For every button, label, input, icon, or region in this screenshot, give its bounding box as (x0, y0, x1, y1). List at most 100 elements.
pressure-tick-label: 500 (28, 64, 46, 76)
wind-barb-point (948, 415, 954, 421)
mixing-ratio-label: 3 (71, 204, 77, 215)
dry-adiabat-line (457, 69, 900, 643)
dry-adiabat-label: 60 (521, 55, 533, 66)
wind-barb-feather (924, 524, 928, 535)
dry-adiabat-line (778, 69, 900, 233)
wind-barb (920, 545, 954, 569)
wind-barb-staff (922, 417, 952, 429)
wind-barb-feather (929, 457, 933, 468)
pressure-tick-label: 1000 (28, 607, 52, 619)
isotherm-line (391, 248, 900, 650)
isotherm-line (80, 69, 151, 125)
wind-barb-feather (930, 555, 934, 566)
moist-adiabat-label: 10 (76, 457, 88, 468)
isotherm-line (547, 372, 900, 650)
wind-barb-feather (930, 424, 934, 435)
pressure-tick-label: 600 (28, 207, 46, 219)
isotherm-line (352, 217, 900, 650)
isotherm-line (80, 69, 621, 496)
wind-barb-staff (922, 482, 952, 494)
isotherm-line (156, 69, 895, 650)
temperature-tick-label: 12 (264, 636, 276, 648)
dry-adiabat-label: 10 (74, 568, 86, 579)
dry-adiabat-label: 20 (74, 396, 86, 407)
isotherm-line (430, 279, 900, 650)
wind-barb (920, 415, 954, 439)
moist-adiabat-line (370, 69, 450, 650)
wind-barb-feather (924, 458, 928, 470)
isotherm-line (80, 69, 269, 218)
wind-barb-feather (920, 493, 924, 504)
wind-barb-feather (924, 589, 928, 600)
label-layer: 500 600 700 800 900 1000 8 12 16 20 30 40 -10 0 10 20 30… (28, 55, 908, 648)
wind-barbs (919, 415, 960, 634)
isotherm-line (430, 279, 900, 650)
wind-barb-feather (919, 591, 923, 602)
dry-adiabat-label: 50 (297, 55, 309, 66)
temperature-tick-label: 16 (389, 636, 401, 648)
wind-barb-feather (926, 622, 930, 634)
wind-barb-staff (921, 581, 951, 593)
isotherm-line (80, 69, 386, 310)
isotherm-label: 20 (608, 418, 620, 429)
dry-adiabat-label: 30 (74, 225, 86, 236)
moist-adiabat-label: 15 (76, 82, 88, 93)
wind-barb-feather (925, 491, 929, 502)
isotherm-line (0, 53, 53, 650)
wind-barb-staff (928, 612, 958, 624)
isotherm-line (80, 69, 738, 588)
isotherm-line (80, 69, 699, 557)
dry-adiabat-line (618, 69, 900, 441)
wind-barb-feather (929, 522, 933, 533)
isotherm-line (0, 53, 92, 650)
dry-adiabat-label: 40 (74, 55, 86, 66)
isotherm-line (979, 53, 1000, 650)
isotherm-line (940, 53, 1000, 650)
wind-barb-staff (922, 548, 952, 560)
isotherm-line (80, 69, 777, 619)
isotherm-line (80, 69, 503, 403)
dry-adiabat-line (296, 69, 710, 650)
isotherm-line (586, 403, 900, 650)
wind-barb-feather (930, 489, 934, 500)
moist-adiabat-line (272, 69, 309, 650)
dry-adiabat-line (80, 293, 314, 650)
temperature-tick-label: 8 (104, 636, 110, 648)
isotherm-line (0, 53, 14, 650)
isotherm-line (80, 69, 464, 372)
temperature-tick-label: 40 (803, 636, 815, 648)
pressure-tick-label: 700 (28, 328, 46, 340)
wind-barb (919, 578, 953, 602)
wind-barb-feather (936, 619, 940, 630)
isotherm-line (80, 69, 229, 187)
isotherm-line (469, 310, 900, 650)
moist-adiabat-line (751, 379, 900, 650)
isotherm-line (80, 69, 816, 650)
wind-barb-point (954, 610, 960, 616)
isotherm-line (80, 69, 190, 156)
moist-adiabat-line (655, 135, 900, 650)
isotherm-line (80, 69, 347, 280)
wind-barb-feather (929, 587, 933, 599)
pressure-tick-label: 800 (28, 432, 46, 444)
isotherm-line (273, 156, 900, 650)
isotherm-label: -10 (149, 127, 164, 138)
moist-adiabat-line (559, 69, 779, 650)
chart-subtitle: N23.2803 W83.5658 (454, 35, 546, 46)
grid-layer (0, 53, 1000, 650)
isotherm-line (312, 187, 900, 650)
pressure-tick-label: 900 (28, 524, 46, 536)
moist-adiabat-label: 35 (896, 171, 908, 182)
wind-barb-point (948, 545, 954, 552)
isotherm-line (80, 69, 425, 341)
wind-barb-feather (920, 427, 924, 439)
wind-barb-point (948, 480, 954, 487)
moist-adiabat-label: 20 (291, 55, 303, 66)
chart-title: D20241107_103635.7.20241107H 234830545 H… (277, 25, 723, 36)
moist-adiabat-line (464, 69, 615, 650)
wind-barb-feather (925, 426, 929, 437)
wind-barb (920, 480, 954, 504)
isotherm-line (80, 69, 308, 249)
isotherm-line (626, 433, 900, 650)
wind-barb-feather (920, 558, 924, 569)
----------------------------------------
## Objective:
Rewrite all of the data above, replacing every "isotherm-line" with "temperature-line" and leaving everything else unchanged.

## Reply:
For every button, label, input, icon, or region in this screenshot, give its bounding box as (x0, y0, x1, y1). List at most 100 elements.
pressure-tick-label: 500 (28, 64, 46, 76)
wind-barb-point (948, 415, 954, 421)
mixing-ratio-label: 3 (71, 204, 77, 215)
dry-adiabat-line (457, 69, 900, 643)
dry-adiabat-label: 60 (521, 55, 533, 66)
wind-barb-feather (924, 524, 928, 535)
dry-adiabat-line (778, 69, 900, 233)
wind-barb (920, 545, 954, 569)
wind-barb-staff (922, 417, 952, 429)
wind-barb-feather (929, 457, 933, 468)
pressure-tick-label: 1000 (28, 607, 52, 619)
temperature-line (391, 248, 900, 650)
temperature-line (80, 69, 151, 125)
wind-barb-feather (930, 555, 934, 566)
moist-adiabat-label: 10 (76, 457, 88, 468)
temperature-line (547, 372, 900, 650)
wind-barb-feather (930, 424, 934, 435)
pressure-tick-label: 600 (28, 207, 46, 219)
temperature-line (352, 217, 900, 650)
temperature-line (80, 69, 621, 496)
wind-barb-staff (922, 482, 952, 494)
temperature-line (156, 69, 895, 650)
temperature-tick-label: 12 (264, 636, 276, 648)
dry-adiabat-label: 10 (74, 568, 86, 579)
dry-adiabat-label: 20 (74, 396, 86, 407)
temperature-line (430, 279, 900, 650)
wind-barb (920, 415, 954, 439)
moist-adiabat-line (370, 69, 450, 650)
wind-barb-feather (924, 458, 928, 470)
temperature-line (80, 69, 269, 218)
wind-barb-feather (920, 493, 924, 504)
wind-barb-feather (924, 589, 928, 600)
label-layer: 500 600 700 800 900 1000 8 12 16 20 30 40 -10 0 10 20 30… (28, 55, 908, 648)
wind-barbs (919, 415, 960, 634)
temperature-line (430, 279, 900, 650)
wind-barb-feather (919, 591, 923, 602)
dry-adiabat-label: 50 (297, 55, 309, 66)
temperature-tick-label: 16 (389, 636, 401, 648)
wind-barb-feather (926, 622, 930, 634)
wind-barb-staff (921, 581, 951, 593)
temperature-line (80, 69, 386, 310)
isotherm-label: 20 (608, 418, 620, 429)
dry-adiabat-label: 30 (74, 225, 86, 236)
moist-adiabat-label: 15 (76, 82, 88, 93)
wind-barb-feather (925, 491, 929, 502)
temperature-line (0, 53, 53, 650)
wind-barb-staff (928, 612, 958, 624)
temperature-line (80, 69, 738, 588)
temperature-line (80, 69, 699, 557)
dry-adiabat-line (618, 69, 900, 441)
wind-barb-feather (929, 522, 933, 533)
temperature-line (0, 53, 92, 650)
dry-adiabat-label: 40 (74, 55, 86, 66)
temperature-line (979, 53, 1000, 650)
temperature-line (940, 53, 1000, 650)
wind-barb-staff (922, 548, 952, 560)
temperature-line (80, 69, 777, 619)
temperature-line (80, 69, 503, 403)
dry-adiabat-line (296, 69, 710, 650)
temperature-line (586, 403, 900, 650)
wind-barb-feather (930, 489, 934, 500)
moist-adiabat-line (272, 69, 309, 650)
dry-adiabat-line (80, 293, 314, 650)
temperature-tick-label: 8 (104, 636, 110, 648)
temperature-line (0, 53, 14, 650)
temperature-line (80, 69, 464, 372)
temperature-tick-label: 40 (803, 636, 815, 648)
pressure-tick-label: 700 (28, 328, 46, 340)
wind-barb (919, 578, 953, 602)
wind-barb-feather (936, 619, 940, 630)
temperature-line (80, 69, 229, 187)
temperature-line (469, 310, 900, 650)
moist-adiabat-line (751, 379, 900, 650)
temperature-line (80, 69, 816, 650)
wind-barb-point (954, 610, 960, 616)
temperature-line (80, 69, 190, 156)
moist-adiabat-line (655, 135, 900, 650)
temperature-line (80, 69, 347, 280)
wind-barb-feather (929, 587, 933, 599)
pressure-tick-label: 800 (28, 432, 46, 444)
temperature-line (273, 156, 900, 650)
isotherm-label: -10 (149, 127, 164, 138)
moist-adiabat-line (559, 69, 779, 650)
chart-subtitle: N23.2803 W83.5658 (454, 35, 546, 46)
grid-layer (0, 53, 1000, 650)
temperature-line (312, 187, 900, 650)
pressure-tick-label: 900 (28, 524, 46, 536)
moist-adiabat-label: 35 (896, 171, 908, 182)
wind-barb-point (948, 545, 954, 552)
temperature-line (80, 69, 425, 341)
wind-barb-feather (920, 427, 924, 439)
wind-barb-point (948, 480, 954, 487)
moist-adiabat-label: 20 (291, 55, 303, 66)
chart-title: D20241107_103635.7.20241107H 234830545 H… (277, 25, 723, 36)
moist-adiabat-line (464, 69, 615, 650)
wind-barb-feather (925, 426, 929, 437)
wind-barb (920, 480, 954, 504)
temperature-line (80, 69, 308, 249)
temperature-line (626, 433, 900, 650)
wind-barb-feather (920, 558, 924, 569)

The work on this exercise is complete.